Your task
From the listing below, pull each line that includes "Linear".

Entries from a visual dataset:
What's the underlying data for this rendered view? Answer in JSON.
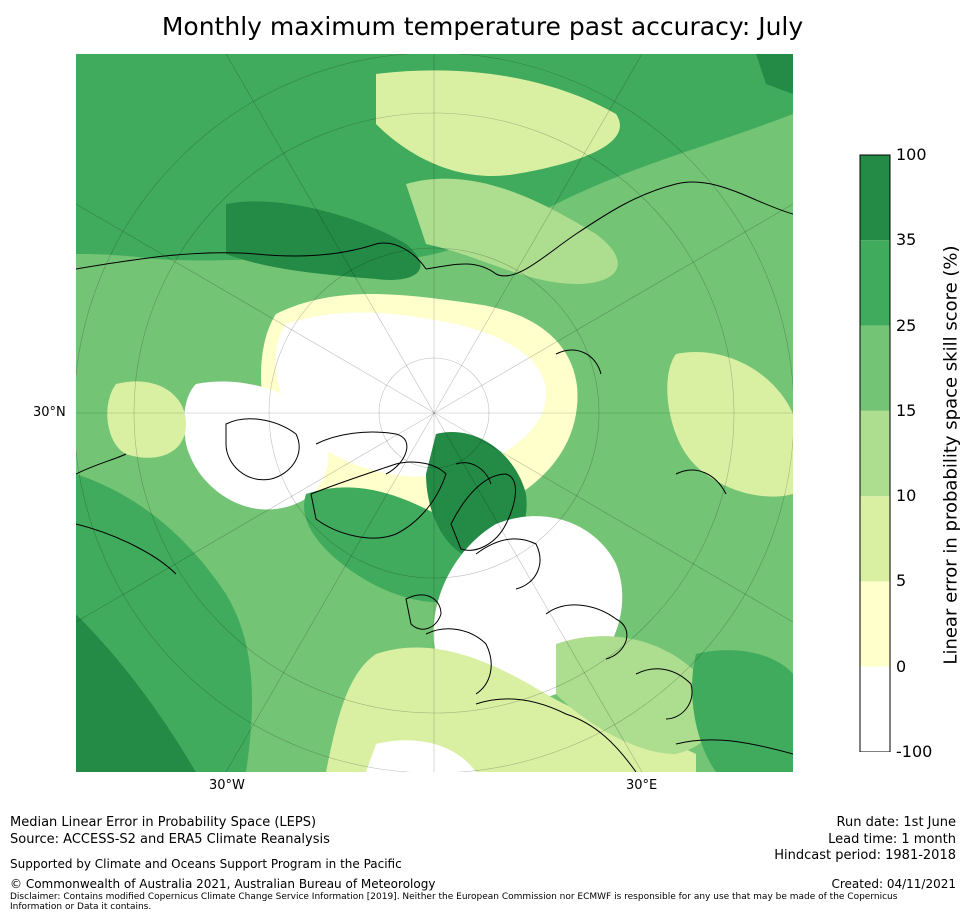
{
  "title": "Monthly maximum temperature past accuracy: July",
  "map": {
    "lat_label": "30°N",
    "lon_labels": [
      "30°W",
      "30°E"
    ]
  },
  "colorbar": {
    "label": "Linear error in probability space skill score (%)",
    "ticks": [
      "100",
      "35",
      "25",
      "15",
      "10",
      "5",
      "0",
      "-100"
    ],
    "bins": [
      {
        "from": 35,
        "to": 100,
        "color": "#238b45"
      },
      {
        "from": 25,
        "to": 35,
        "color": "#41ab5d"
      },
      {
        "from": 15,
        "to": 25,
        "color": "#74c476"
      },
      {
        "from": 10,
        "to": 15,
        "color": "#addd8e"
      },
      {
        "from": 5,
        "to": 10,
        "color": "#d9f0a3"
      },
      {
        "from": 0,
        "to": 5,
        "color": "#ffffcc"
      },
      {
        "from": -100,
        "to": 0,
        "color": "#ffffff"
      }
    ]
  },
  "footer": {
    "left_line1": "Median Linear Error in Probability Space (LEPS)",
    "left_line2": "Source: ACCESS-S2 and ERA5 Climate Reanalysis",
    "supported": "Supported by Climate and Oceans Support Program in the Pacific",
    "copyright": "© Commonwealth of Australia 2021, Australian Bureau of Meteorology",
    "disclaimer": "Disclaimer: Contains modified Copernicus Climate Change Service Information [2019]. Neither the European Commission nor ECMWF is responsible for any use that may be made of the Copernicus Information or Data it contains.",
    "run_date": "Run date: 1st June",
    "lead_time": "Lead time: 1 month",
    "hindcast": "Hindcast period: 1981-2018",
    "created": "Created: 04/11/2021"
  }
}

Solution to this exercise
    "label": "Linear error in probability space skill score (%)",
    "left_line1": "Median Linear Error in Probability Space (LEPS)",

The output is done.